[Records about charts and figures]
-- START --
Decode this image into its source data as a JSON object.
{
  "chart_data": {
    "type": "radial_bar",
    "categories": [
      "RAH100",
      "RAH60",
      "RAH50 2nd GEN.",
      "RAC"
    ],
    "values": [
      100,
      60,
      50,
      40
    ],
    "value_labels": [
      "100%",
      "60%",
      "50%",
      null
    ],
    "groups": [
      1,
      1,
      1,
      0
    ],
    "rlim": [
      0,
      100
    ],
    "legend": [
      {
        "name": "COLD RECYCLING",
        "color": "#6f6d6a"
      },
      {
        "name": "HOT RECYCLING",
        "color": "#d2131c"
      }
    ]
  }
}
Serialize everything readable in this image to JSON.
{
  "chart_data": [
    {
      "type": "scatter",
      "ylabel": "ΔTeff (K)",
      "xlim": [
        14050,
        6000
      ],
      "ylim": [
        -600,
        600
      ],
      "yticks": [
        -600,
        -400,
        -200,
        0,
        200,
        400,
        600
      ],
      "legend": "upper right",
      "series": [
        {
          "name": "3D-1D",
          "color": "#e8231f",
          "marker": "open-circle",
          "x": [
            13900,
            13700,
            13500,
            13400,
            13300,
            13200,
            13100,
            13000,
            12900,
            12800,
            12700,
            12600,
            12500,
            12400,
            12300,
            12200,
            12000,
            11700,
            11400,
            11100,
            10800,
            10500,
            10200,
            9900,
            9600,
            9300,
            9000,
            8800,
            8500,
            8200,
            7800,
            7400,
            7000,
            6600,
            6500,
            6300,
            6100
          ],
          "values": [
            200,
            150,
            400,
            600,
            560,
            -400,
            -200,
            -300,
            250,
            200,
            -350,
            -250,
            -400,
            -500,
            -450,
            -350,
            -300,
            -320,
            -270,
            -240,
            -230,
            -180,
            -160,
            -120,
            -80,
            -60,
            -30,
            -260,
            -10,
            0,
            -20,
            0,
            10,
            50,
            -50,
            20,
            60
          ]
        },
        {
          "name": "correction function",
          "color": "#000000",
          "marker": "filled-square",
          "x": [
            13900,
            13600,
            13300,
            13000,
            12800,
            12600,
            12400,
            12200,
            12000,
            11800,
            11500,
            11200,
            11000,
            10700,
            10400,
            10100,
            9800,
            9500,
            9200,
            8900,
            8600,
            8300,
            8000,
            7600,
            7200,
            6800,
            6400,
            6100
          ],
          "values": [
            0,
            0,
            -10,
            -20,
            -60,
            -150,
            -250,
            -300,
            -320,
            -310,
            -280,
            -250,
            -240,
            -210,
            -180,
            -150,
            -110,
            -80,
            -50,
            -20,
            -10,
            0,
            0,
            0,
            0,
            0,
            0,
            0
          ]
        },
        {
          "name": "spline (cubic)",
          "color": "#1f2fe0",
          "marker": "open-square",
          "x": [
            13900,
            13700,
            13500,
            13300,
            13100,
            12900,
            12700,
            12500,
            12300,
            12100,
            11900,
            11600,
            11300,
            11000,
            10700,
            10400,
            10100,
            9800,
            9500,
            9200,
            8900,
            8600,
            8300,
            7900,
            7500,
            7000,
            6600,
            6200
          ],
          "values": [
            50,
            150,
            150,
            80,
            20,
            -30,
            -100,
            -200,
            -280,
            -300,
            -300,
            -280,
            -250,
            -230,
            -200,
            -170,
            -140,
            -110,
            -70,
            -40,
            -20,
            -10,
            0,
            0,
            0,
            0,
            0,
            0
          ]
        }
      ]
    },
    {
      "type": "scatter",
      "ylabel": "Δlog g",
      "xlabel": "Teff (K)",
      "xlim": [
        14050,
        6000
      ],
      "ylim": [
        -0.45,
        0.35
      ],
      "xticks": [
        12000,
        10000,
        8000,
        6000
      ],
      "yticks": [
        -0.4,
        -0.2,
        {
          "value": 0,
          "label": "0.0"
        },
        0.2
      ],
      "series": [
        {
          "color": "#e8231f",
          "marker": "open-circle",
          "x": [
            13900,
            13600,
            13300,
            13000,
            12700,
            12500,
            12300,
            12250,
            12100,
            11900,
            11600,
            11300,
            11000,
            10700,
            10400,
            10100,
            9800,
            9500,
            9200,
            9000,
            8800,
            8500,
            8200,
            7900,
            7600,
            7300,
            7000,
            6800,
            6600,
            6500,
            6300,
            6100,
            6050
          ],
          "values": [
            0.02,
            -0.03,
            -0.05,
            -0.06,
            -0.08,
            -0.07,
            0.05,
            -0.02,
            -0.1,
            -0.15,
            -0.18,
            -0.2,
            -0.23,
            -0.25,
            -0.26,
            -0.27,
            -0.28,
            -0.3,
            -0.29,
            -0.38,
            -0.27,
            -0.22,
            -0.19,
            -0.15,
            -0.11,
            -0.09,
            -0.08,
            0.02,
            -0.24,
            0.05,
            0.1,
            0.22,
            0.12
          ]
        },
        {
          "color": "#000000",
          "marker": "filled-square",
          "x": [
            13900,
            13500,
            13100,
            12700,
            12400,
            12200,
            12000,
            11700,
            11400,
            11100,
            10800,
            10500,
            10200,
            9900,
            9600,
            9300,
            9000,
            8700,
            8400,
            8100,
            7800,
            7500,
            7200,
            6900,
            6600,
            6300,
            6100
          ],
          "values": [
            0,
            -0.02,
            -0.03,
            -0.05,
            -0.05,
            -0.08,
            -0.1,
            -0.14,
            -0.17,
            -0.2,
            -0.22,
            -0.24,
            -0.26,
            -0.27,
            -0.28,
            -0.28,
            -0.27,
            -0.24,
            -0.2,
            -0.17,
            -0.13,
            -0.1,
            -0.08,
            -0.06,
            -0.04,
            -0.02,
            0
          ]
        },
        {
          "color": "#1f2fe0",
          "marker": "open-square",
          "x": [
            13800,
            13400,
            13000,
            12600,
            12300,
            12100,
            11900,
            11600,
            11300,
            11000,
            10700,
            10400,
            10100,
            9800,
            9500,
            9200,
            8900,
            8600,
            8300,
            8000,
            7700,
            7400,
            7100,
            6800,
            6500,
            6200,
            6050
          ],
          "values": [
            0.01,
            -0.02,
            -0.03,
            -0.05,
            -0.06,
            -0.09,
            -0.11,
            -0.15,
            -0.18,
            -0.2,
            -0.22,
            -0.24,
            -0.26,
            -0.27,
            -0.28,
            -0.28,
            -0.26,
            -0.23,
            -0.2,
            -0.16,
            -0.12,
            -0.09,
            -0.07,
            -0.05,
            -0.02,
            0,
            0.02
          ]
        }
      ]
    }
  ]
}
-- END --
▶ [Short task]:
Here, the records must be output exactly and in full.

▶ [The result]:
Decode this image into its source data as a JSON object.
{
  "chart_data": {
    "type": "radial_bar",
    "categories": [
      "RAH100",
      "RAH60",
      "RAH50 2nd GEN.",
      "RAC"
    ],
    "values": [
      100,
      60,
      50,
      40
    ],
    "value_labels": [
      "100%",
      "60%",
      "50%",
      null
    ],
    "groups": [
      1,
      1,
      1,
      0
    ],
    "rlim": [
      0,
      100
    ],
    "legend": [
      {
        "name": "COLD RECYCLING",
        "color": "#6f6d6a"
      },
      {
        "name": "HOT RECYCLING",
        "color": "#d2131c"
      }
    ]
  }
}
Serialize everything readable in this image to JSON.
{
  "chart_data": [
    {
      "type": "scatter",
      "ylabel": "ΔTeff (K)",
      "xlim": [
        14050,
        6000
      ],
      "ylim": [
        -600,
        600
      ],
      "yticks": [
        -600,
        -400,
        -200,
        0,
        200,
        400,
        600
      ],
      "legend": "upper right",
      "series": [
        {
          "name": "3D-1D",
          "color": "#e8231f",
          "marker": "open-circle",
          "x": [
            13900,
            13700,
            13500,
            13400,
            13300,
            13200,
            13100,
            13000,
            12900,
            12800,
            12700,
            12600,
            12500,
            12400,
            12300,
            12200,
            12000,
            11700,
            11400,
            11100,
            10800,
            10500,
            10200,
            9900,
            9600,
            9300,
            9000,
            8800,
            8500,
            8200,
            7800,
            7400,
            7000,
            6600,
            6500,
            6300,
            6100
          ],
          "values": [
            200,
            150,
            400,
            600,
            560,
            -400,
            -200,
            -300,
            250,
            200,
            -350,
            -250,
            -400,
            -500,
            -450,
            -350,
            -300,
            -320,
            -270,
            -240,
            -230,
            -180,
            -160,
            -120,
            -80,
            -60,
            -30,
            -260,
            -10,
            0,
            -20,
            0,
            10,
            50,
            -50,
            20,
            60
          ]
        },
        {
          "name": "correction function",
          "color": "#000000",
          "marker": "filled-square",
          "x": [
            13900,
            13600,
            13300,
            13000,
            12800,
            12600,
            12400,
            12200,
            12000,
            11800,
            11500,
            11200,
            11000,
            10700,
            10400,
            10100,
            9800,
            9500,
            9200,
            8900,
            8600,
            8300,
            8000,
            7600,
            7200,
            6800,
            6400,
            6100
          ],
          "values": [
            0,
            0,
            -10,
            -20,
            -60,
            -150,
            -250,
            -300,
            -320,
            -310,
            -280,
            -250,
            -240,
            -210,
            -180,
            -150,
            -110,
            -80,
            -50,
            -20,
            -10,
            0,
            0,
            0,
            0,
            0,
            0,
            0
          ]
        },
        {
          "name": "spline (cubic)",
          "color": "#1f2fe0",
          "marker": "open-square",
          "x": [
            13900,
            13700,
            13500,
            13300,
            13100,
            12900,
            12700,
            12500,
            12300,
            12100,
            11900,
            11600,
            11300,
            11000,
            10700,
            10400,
            10100,
            9800,
            9500,
            9200,
            8900,
            8600,
            8300,
            7900,
            7500,
            7000,
            6600,
            6200
          ],
          "values": [
            50,
            150,
            150,
            80,
            20,
            -30,
            -100,
            -200,
            -280,
            -300,
            -300,
            -280,
            -250,
            -230,
            -200,
            -170,
            -140,
            -110,
            -70,
            -40,
            -20,
            -10,
            0,
            0,
            0,
            0,
            0,
            0
          ]
        }
      ]
    },
    {
      "type": "scatter",
      "ylabel": "Δlog g",
      "xlabel": "Teff (K)",
      "xlim": [
        14050,
        6000
      ],
      "ylim": [
        -0.45,
        0.35
      ],
      "xticks": [
        12000,
        10000,
        8000,
        6000
      ],
      "yticks": [
        -0.4,
        -0.2,
        {
          "value": 0,
          "label": "0.0"
        },
        0.2
      ],
      "series": [
        {
          "color": "#e8231f",
          "marker": "open-circle",
          "x": [
            13900,
            13600,
            13300,
            13000,
            12700,
            12500,
            12300,
            12250,
            12100,
            11900,
            11600,
            11300,
            11000,
            10700,
            10400,
            10100,
            9800,
            9500,
            9200,
            9000,
            8800,
            8500,
            8200,
            7900,
            7600,
            7300,
            7000,
            6800,
            6600,
            6500,
            6300,
            6100,
            6050
          ],
          "values": [
            0.02,
            -0.03,
            -0.05,
            -0.06,
            -0.08,
            -0.07,
            0.05,
            -0.02,
            -0.1,
            -0.15,
            -0.18,
            -0.2,
            -0.23,
            -0.25,
            -0.26,
            -0.27,
            -0.28,
            -0.3,
            -0.29,
            -0.38,
            -0.27,
            -0.22,
            -0.19,
            -0.15,
            -0.11,
            -0.09,
            -0.08,
            0.02,
            -0.24,
            0.05,
            0.1,
            0.22,
            0.12
          ]
        },
        {
          "color": "#000000",
          "marker": "filled-square",
          "x": [
            13900,
            13500,
            13100,
            12700,
            12400,
            12200,
            12000,
            11700,
            11400,
            11100,
            10800,
            10500,
            10200,
            9900,
            9600,
            9300,
            9000,
            8700,
            8400,
            8100,
            7800,
            7500,
            7200,
            6900,
            6600,
            6300,
            6100
          ],
          "values": [
            0,
            -0.02,
            -0.03,
            -0.05,
            -0.05,
            -0.08,
            -0.1,
            -0.14,
            -0.17,
            -0.2,
            -0.22,
            -0.24,
            -0.26,
            -0.27,
            -0.28,
            -0.28,
            -0.27,
            -0.24,
            -0.2,
            -0.17,
            -0.13,
            -0.1,
            -0.08,
            -0.06,
            -0.04,
            -0.02,
            0
          ]
        },
        {
          "color": "#1f2fe0",
          "marker": "open-square",
          "x": [
            13800,
            13400,
            13000,
            12600,
            12300,
            12100,
            11900,
            11600,
            11300,
            11000,
            10700,
            10400,
            10100,
            9800,
            9500,
            9200,
            8900,
            8600,
            8300,
            8000,
            7700,
            7400,
            7100,
            6800,
            6500,
            6200,
            6050
          ],
          "values": [
            0.01,
            -0.02,
            -0.03,
            -0.05,
            -0.06,
            -0.09,
            -0.11,
            -0.15,
            -0.18,
            -0.2,
            -0.22,
            -0.24,
            -0.26,
            -0.27,
            -0.28,
            -0.28,
            -0.26,
            -0.23,
            -0.2,
            -0.16,
            -0.12,
            -0.09,
            -0.07,
            -0.05,
            -0.02,
            0,
            0.02
          ]
        }
      ]
    }
  ]
}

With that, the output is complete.